NetBSD Problem Report #49816
From yamt@NetBSD.org Mon Apr 6 09:16:32 2015
Return-Path: <yamt@NetBSD.org>
Received: by mollari.NetBSD.org (Postfix, from userid 1270)
id E68FBA654B; Mon, 6 Apr 2015 09:16:32 +0000 (UTC)
Message-Id: <20150406091632.E68FBA654B@mollari.NetBSD.org>
Date: Mon, 6 Apr 2015 09:16:32 +0000 (UTC)
From: yamt@NetBSD.org
Reply-To: yamt@NetBSD.org
To: gnats-bugs@NetBSD.org
Subject: rtld internal lock vs fork
X-Send-Pr-Version: 3.95
>Number: 49816
>Category: lib
>Synopsis: rtld internal lock vs fork
>Confidential: no
>Severity: serious
>Priority: medium
>Responsible: lib-bug-people
>State: feedback
>Class: sw-bug
>Submitter-Id: net
>Arrival-Date: Mon Apr 06 09:20:00 +0000 2015
>Closed-Date:
>Last-Modified: Mon Jul 04 16:17:42 +0000 2022
>Originator: YAMAMOTO Takashi
>Release: NetBSD current
>Organization:
>Environment:
>Description:
when a thread does fork(2), some other thread might hold _rtld_mutex.
in that case, the child process will likely deadlock soon because
of non-zero _rtld_mutex. i've observed the problem with open vswitch.
>How-To-Repeat:
configure OVS master with --enable-shared and "gmake -j32 check".
>Fix:
>Release-Note:
>Audit-Trail:
From: "YAMAMOTO Takashi" <yamt@netbsd.org>
To: gnats-bugs@gnats.NetBSD.org
Cc:
Subject: PR/49816 CVS commit: src/libexec/ld.elf_so
Date: Mon, 6 Apr 2015 09:34:15 +0000
Module Name: src
Committed By: yamt
Date: Mon Apr 6 09:34:15 UTC 2015
Modified Files:
src/libexec/ld.elf_so: rtld.c
Log Message:
Fix membars around rtld internal mutex.

### WRITTEN EXERCISE A
According to the problem report, why is the child process likely to deadlock soon after fork(2)?
### WRITTEN EXERCISE B
Answer these questions from the problem report:
(i) What severity is the report given?
(ii) What steps does it give for reproducing the problem?
(iii) Which file did the commit modify?

### RAW DATA
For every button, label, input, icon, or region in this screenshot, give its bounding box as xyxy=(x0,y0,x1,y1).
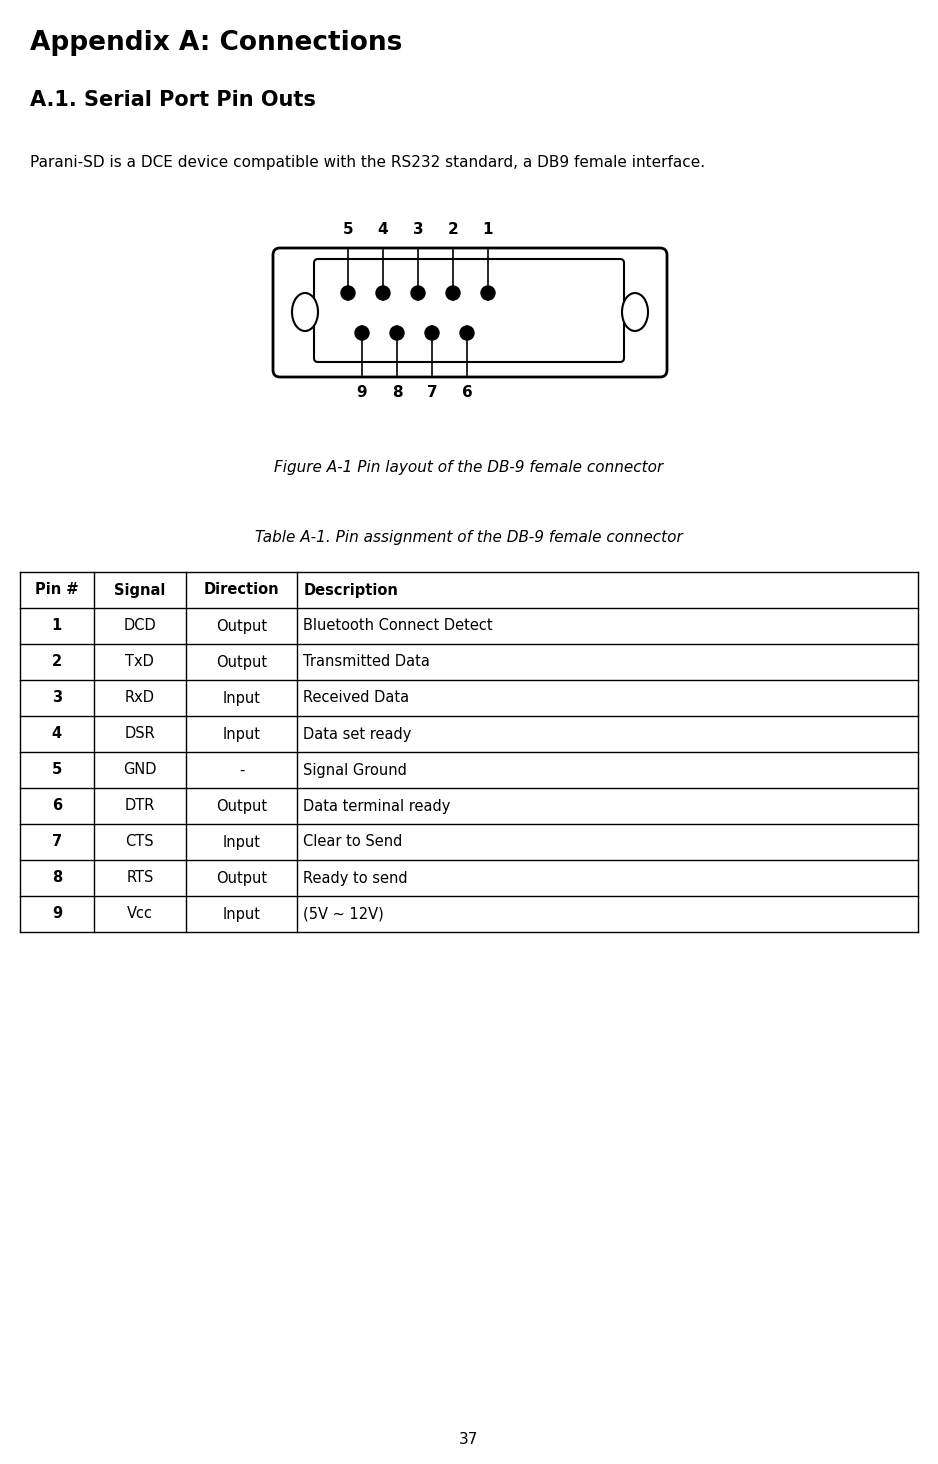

### RESPONSE A
When one thread calls fork(2), another thread might be holding _rtld_mutex. The child process then inherits a non-zero _rtld_mutex, so it will likely deadlock soon.

### RESPONSE B
(i) Serious.
(ii) Configure OVS master with --enable-shared and run "gmake -j32 check".
(iii) rtld.c in src/libexec/ld.elf_so.